### Exercise brief:
Print all of the lines exactly. Any picture among them stays out.
[START]
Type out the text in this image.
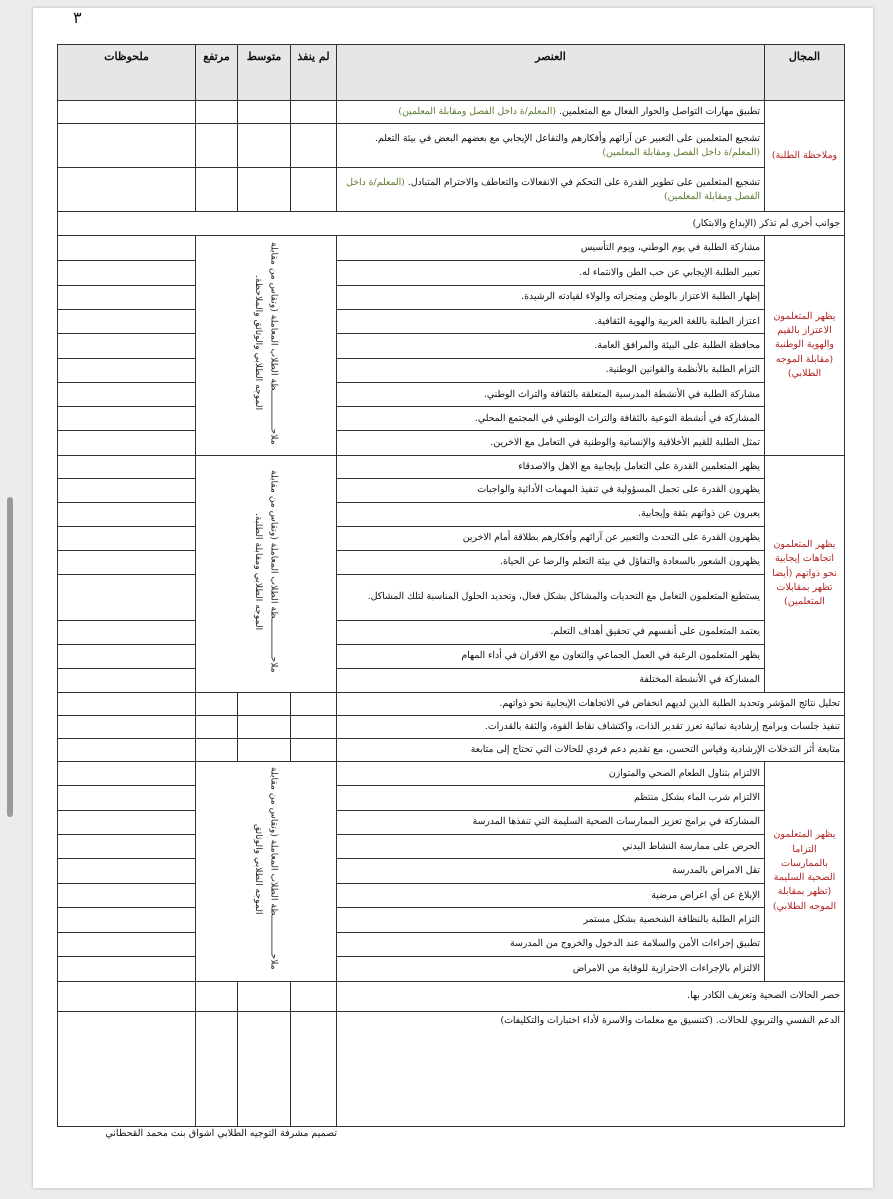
٣
المجال	العنصر	لم ينفذ	متوسط	مرتفع	ملحوظات
وملاحظة الطلبة)	تطبيق مهارات التواصل والحوار الفعال مع المتعلمين. (المعلم/ة داخل الفصل ومقابلة المعلمين)				
	تشجيع المتعلمين على التعبير عن آرائهم وأفكارهم والتفاعل الإيجابي مع بعضهم البعض في بيئة التعلم. (المعلم/ة داخل الفصل ومقابلة المعلمين)				
	تشجيع المتعلمين على تطوير القدرة على التحكم في الانفعالات والتعاطف والاحترام المتبادل. (المعلم/ة داخل الفصل ومقابلة المعلمين)				
جوانب أخرى لم تذكر (الإبداع والابتكار)					
يظهر المتعلمون الاعتزاز بالقيم والهوية الوطنية (مقابلة الموجه الطلابي)	مشاركة الطلبة في يوم الوطني، ويوم التأسيس	ملاحــــــــــــــظة الطلاب المعاملة (وتقاس من مقابلة الموجه الطلابي والوثائق والملاحظة.			
	تعبير الطلبة الإيجابي عن حب الطن والانتماء له.				
	إظهار الطلبة الاعتزاز بالوطن ومنجزاته والولاء لقيادته الرشيدة.				
	اعتزاز الطلبة باللغة العربية والهوية الثقافية.				
	محافظة الطلبة على البيئة والمرافق العامة.				
	التزام الطلبة بالأنظمة والقوانين الوطنية.				
	مشاركة الطلبة في الأنشطة المدرسية المتعلقة بالثقافة والتراث الوطني.				
	المشاركة في أنشطة التوعية بالثقافة والتراث الوطني في المجتمع المحلي.				
	تمثل الطلبة للقيم الأخلاقية والإنسانية والوطنية في التعامل مع الاخرين.				
يظهر المتعلمون اتجاهات إيجابية نحو ذواتهم (أيضا تظهر بمقابلات المتعلمين)	يظهر المتعلمين القدرة على التعامل بإيجابية مع الاهل والاصدقاء	ملاحــــــــــــــظة الطلاب المعاملة (وتقاس من مقابلة الموجه الطلابي ومقابلة الطلبة.			
	يظهرون القدرة على تحمل المسؤولية في تنفيذ المهمات الأدائية والواجبات				
	يعبرون عن ذواتهم بثقة وإيجابية.				
	يظهرون القدرة على التحدث والتعبير عن آرائهم وأفكارهم بطلاقة أمام الاخرين				
	يظهرون الشعور بالسعادة والتفاؤل في بيئة التعلم والرضا عن الحياة.				
	يستطيع المتعلمون التعامل مع التحديات والمشاكل بشكل فعال، وتحديد الحلول المناسبة لتلك المشاكل.				
	يعتمد المتعلمون على أنفسهم في تحقيق أهداف التعلم.				
	يظهر المتعلمون الرغبة في العمل الجماعي والتعاون مع الاقران في أداء المهام				
	المشاركة في الأنشطة المختلفة				
تحليل نتائج المؤشر وتحديد الطلبة الذين لديهم انخفاض في الاتجاهات الإيجابية نحو ذواتهم.					
تنفيذ جلسات وبرامج إرشادية نمائية تعزز تقدير الذات، واكتشاف نقاط القوة، والثقة بالقدرات.					
متابعة أثر التدخلات الإرشادية وقياس التحسن، مع تقديم دعم فردي للحالات التي تحتاج إلى متابعة					
يظهر المتعلمون التزاما بالممارسات الصحية السليمة (تظهر بمقابلة الموجه الطلابي)	الالتزام بتناول الطعام الصحي والمتوازن	ملاحــــــــــــــظة الطلاب المعاملة (وتقاس من مقابلة الموجه الطلابي والوثائق			
	الالتزام شرب الماء بشكل منتظم				
	المشاركة في برامج تعزيز الممارسات الصحية السليمة التي تنفذها المدرسة				
	الحرص على ممارسة النشاط البدني				
	تقل الامراض بالمدرسة				
	الإبلاغ عن أي اعراض مرضية				
	التزام الطلبة بالنظافة الشخصية بشكل مستمر				
	تطبيق إجراءات الأمن والسلامة عند الدخول والخروج من المدرسة				
	الالتزام بالإجراءات الاحترازية للوقاية من الامراض				
حصر الحالات الصحية وتعريف الكادر بها.					
الدعم النفسي والتربوي للحالات. (كتنسيق مع معلمات والاسرة لأداء اختبارات والتكليفات)					
تصميم مشرفة التوجيه الطلابي اشواق بنت محمد القحطاني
[END]
### Exercise answer:
Type out the text in this image.
٣
المجال	العنصر	لم ينفذ	متوسط	مرتفع	ملحوظات
وملاحظة الطلبة)	تطبيق مهارات التواصل والحوار الفعال مع المتعلمين. (المعلم/ة داخل الفصل ومقابلة المعلمين)				
	تشجيع المتعلمين على التعبير عن آرائهم وأفكارهم والتفاعل الإيجابي مع بعضهم البعض في بيئة التعلم. (المعلم/ة داخل الفصل ومقابلة المعلمين)				
	تشجيع المتعلمين على تطوير القدرة على التحكم في الانفعالات والتعاطف والاحترام المتبادل. (المعلم/ة داخل الفصل ومقابلة المعلمين)				
جوانب أخرى لم تذكر (الإبداع والابتكار)					
يظهر المتعلمون الاعتزاز بالقيم والهوية الوطنية (مقابلة الموجه الطلابي)	مشاركة الطلبة في يوم الوطني، ويوم التأسيس	ملاحــــــــــــــظة الطلاب المعاملة (وتقاس من مقابلة الموجه الطلابي والوثائق والملاحظة.			
	تعبير الطلبة الإيجابي عن حب الطن والانتماء له.				
	إظهار الطلبة الاعتزاز بالوطن ومنجزاته والولاء لقيادته الرشيدة.				
	اعتزاز الطلبة باللغة العربية والهوية الثقافية.				
	محافظة الطلبة على البيئة والمرافق العامة.				
	التزام الطلبة بالأنظمة والقوانين الوطنية.				
	مشاركة الطلبة في الأنشطة المدرسية المتعلقة بالثقافة والتراث الوطني.				
	المشاركة في أنشطة التوعية بالثقافة والتراث الوطني في المجتمع المحلي.				
	تمثل الطلبة للقيم الأخلاقية والإنسانية والوطنية في التعامل مع الاخرين.				
يظهر المتعلمون اتجاهات إيجابية نحو ذواتهم (أيضا تظهر بمقابلات المتعلمين)	يظهر المتعلمين القدرة على التعامل بإيجابية مع الاهل والاصدقاء	ملاحــــــــــــــظة الطلاب المعاملة (وتقاس من مقابلة الموجه الطلابي ومقابلة الطلبة.			
	يظهرون القدرة على تحمل المسؤولية في تنفيذ المهمات الأدائية والواجبات				
	يعبرون عن ذواتهم بثقة وإيجابية.				
	يظهرون القدرة على التحدث والتعبير عن آرائهم وأفكارهم بطلاقة أمام الاخرين				
	يظهرون الشعور بالسعادة والتفاؤل في بيئة التعلم والرضا عن الحياة.				
	يستطيع المتعلمون التعامل مع التحديات والمشاكل بشكل فعال، وتحديد الحلول المناسبة لتلك المشاكل.				
	يعتمد المتعلمون على أنفسهم في تحقيق أهداف التعلم.				
	يظهر المتعلمون الرغبة في العمل الجماعي والتعاون مع الاقران في أداء المهام				
	المشاركة في الأنشطة المختلفة				
تحليل نتائج المؤشر وتحديد الطلبة الذين لديهم انخفاض في الاتجاهات الإيجابية نحو ذواتهم.					
تنفيذ جلسات وبرامج إرشادية نمائية تعزز تقدير الذات، واكتشاف نقاط القوة، والثقة بالقدرات.					
متابعة أثر التدخلات الإرشادية وقياس التحسن، مع تقديم دعم فردي للحالات التي تحتاج إلى متابعة					
يظهر المتعلمون التزاما بالممارسات الصحية السليمة (تظهر بمقابلة الموجه الطلابي)	الالتزام بتناول الطعام الصحي والمتوازن	ملاحــــــــــــــظة الطلاب المعاملة (وتقاس من مقابلة الموجه الطلابي والوثائق			
	الالتزام شرب الماء بشكل منتظم				
	المشاركة في برامج تعزيز الممارسات الصحية السليمة التي تنفذها المدرسة				
	الحرص على ممارسة النشاط البدني				
	تقل الامراض بالمدرسة				
	الإبلاغ عن أي اعراض مرضية				
	التزام الطلبة بالنظافة الشخصية بشكل مستمر				
	تطبيق إجراءات الأمن والسلامة عند الدخول والخروج من المدرسة				
	الالتزام بالإجراءات الاحترازية للوقاية من الامراض				
حصر الحالات الصحية وتعريف الكادر بها.					
الدعم النفسي والتربوي للحالات. (كتنسيق مع معلمات والاسرة لأداء اختبارات والتكليفات)					
تصميم مشرفة التوجيه الطلابي اشواق بنت محمد القحطاني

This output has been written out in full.